___ Record excerpts

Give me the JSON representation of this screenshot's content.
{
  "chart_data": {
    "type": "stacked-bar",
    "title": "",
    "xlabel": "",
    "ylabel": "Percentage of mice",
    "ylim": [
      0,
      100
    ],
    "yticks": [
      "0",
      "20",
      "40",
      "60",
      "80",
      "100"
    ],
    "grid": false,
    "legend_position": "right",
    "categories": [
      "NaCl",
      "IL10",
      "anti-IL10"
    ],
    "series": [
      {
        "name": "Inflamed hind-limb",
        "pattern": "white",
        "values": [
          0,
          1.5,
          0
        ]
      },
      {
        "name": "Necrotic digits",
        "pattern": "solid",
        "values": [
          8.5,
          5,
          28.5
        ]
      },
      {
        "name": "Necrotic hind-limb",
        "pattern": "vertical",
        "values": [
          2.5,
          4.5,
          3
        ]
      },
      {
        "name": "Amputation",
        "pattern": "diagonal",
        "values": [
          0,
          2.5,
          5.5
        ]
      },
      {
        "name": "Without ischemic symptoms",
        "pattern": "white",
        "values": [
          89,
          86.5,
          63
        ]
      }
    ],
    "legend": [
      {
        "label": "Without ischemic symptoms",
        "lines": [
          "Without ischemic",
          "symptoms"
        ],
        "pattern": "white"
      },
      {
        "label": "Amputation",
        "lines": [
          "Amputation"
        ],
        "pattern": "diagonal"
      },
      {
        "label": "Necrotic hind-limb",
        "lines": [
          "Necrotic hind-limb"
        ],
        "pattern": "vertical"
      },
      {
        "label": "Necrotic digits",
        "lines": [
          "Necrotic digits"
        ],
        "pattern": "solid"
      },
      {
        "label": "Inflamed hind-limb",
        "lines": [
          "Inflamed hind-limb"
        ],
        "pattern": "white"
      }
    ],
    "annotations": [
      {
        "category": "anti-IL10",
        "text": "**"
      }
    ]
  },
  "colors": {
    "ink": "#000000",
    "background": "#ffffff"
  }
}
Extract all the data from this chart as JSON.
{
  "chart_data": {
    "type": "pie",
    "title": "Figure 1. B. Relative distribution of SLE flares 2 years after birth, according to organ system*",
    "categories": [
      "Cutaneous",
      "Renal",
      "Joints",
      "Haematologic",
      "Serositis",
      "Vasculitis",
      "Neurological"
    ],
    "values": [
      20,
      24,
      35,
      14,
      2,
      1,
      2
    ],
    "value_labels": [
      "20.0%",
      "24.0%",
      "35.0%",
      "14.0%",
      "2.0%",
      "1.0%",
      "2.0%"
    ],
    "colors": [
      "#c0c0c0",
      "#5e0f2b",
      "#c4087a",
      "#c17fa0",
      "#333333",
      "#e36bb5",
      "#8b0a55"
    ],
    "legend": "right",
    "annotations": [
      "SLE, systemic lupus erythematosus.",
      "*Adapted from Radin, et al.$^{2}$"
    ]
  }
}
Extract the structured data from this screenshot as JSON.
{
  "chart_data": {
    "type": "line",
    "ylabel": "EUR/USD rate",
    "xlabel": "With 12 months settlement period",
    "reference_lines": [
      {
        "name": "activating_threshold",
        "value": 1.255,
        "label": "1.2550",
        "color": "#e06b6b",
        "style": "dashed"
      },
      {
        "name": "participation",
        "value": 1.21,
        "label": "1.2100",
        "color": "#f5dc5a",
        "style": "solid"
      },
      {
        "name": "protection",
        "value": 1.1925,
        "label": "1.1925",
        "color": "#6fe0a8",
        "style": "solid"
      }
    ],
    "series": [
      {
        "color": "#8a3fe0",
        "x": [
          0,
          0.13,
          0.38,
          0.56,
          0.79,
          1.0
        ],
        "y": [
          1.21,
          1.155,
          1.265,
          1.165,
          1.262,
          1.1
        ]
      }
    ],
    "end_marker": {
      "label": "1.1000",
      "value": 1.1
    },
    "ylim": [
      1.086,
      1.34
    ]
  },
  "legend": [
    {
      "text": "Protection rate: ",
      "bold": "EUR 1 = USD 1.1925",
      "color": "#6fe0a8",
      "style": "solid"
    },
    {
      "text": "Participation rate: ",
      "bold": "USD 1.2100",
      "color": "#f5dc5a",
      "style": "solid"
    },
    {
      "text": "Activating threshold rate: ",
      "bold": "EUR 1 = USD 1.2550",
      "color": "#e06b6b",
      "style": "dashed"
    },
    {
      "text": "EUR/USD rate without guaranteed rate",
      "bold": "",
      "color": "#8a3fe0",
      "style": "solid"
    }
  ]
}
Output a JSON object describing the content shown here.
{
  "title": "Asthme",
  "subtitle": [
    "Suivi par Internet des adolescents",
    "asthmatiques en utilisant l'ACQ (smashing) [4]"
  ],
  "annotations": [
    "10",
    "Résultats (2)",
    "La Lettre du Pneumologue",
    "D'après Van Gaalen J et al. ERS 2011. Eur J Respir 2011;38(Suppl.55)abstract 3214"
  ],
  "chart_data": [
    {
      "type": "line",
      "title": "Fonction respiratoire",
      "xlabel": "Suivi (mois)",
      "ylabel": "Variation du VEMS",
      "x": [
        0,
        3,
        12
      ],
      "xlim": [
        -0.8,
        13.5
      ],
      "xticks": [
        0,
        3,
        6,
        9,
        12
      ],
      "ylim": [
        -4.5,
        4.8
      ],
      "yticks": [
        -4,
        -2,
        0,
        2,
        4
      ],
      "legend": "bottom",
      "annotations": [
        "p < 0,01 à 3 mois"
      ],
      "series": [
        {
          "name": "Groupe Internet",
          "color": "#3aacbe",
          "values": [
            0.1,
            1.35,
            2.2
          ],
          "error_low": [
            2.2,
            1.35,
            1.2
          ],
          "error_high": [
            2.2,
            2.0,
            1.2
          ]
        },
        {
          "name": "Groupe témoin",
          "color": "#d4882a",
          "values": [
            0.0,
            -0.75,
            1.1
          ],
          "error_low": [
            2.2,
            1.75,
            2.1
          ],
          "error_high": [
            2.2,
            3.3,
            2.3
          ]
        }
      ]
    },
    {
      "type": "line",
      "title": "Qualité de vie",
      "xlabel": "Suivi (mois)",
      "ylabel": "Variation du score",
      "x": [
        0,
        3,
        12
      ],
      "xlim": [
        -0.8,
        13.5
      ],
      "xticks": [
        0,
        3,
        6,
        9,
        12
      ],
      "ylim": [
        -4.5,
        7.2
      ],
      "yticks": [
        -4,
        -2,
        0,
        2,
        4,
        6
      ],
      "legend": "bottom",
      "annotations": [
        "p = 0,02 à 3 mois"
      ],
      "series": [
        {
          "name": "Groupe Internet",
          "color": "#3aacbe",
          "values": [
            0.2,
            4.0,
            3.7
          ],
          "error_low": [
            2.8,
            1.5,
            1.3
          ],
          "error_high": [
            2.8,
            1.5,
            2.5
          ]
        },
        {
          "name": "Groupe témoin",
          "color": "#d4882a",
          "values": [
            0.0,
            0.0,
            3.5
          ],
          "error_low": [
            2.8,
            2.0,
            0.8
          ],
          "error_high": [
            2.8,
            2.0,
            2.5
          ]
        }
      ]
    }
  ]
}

______

For the material, find the number of lines holding the word "name" and give that figure and nothing more.

12